EXERCISE
Find the number of lines containing the string "title" in the data. Answer with the number by itself.

DATA SHOWN

## Begin

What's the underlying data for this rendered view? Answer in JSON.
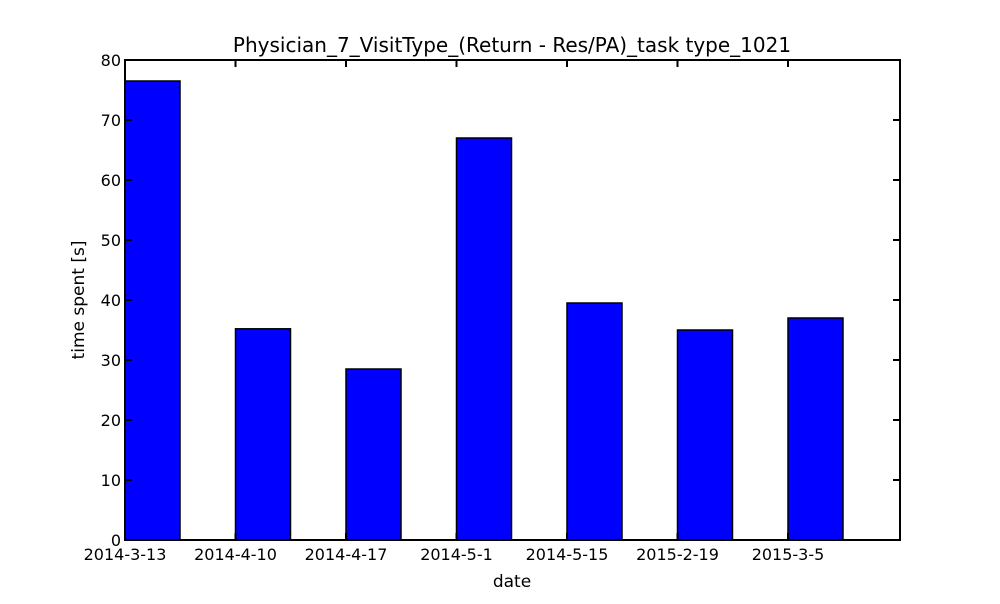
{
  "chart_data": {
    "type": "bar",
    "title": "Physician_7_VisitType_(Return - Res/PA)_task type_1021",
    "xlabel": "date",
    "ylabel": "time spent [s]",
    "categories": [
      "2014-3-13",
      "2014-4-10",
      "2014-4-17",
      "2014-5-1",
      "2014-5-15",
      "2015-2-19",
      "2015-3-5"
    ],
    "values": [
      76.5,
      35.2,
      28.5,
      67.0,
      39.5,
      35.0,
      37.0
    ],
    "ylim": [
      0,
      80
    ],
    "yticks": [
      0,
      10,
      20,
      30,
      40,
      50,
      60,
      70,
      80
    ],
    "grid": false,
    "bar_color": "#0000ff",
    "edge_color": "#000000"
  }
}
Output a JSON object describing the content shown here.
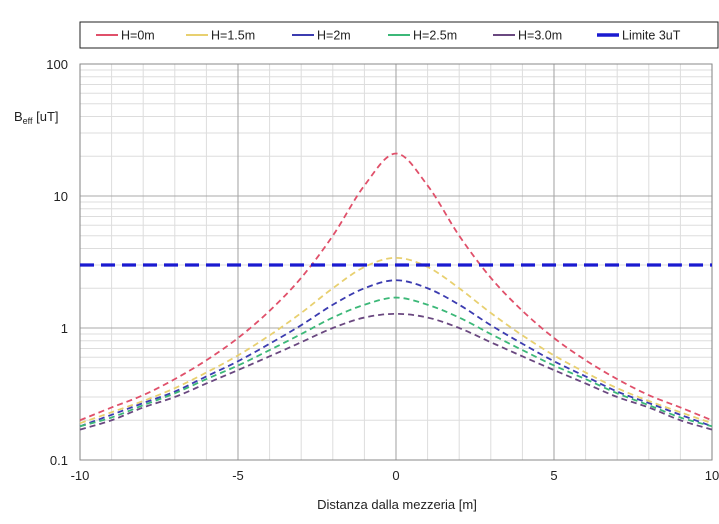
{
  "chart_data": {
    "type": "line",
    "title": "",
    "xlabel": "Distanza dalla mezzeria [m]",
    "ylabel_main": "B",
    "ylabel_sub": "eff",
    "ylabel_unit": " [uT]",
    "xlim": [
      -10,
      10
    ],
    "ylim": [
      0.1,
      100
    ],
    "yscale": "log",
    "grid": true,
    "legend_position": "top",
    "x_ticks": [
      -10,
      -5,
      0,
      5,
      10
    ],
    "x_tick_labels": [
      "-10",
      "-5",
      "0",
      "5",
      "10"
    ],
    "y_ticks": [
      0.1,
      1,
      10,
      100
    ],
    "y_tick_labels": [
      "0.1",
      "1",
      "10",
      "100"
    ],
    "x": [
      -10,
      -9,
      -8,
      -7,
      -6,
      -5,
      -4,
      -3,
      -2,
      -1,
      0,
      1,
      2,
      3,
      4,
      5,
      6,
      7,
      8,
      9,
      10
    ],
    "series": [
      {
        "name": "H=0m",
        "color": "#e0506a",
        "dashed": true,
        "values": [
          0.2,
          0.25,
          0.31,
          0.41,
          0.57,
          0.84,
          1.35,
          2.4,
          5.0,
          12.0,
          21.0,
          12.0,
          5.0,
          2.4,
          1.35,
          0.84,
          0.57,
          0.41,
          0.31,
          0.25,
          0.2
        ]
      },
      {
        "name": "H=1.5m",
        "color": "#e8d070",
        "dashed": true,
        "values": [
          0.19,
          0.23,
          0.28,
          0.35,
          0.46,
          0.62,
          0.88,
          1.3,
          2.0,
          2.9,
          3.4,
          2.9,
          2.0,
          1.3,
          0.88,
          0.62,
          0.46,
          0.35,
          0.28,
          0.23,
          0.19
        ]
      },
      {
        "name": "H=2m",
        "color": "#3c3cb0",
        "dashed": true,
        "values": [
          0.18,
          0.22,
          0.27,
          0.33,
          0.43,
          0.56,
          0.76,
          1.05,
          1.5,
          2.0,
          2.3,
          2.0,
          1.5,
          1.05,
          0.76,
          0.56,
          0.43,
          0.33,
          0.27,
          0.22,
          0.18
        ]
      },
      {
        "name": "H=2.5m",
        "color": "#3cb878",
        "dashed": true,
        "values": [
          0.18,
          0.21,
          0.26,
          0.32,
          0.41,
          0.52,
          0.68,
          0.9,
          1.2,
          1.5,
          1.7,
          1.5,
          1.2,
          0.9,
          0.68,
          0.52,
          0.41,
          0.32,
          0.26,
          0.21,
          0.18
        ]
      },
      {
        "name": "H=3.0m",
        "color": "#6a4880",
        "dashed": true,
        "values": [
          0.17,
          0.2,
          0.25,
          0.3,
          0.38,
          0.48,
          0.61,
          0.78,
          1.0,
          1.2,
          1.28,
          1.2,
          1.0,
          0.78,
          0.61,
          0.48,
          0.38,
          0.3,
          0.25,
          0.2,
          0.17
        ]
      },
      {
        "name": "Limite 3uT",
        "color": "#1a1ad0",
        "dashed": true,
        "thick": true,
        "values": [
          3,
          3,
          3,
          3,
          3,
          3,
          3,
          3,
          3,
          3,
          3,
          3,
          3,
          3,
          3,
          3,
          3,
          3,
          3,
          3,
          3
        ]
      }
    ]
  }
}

## End
## Begin

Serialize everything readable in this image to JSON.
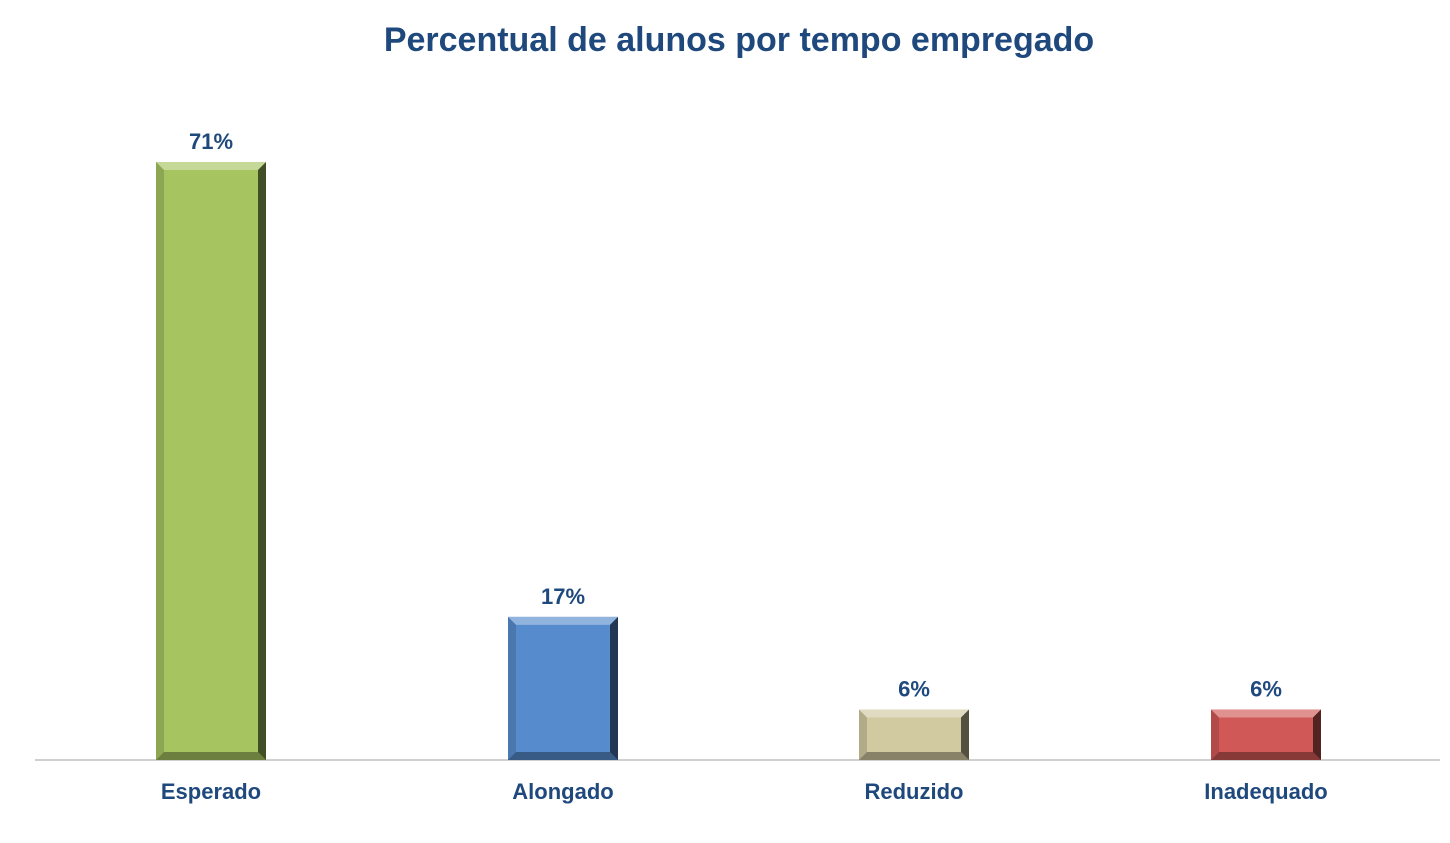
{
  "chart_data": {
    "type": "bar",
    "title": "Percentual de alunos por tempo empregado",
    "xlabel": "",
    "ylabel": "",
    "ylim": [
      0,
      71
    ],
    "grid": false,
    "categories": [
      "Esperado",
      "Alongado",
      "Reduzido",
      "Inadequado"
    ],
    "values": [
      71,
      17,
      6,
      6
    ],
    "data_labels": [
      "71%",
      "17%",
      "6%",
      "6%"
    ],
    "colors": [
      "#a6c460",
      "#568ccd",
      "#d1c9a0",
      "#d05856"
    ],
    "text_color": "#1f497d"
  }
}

## End

CORRECT OUTPUT
3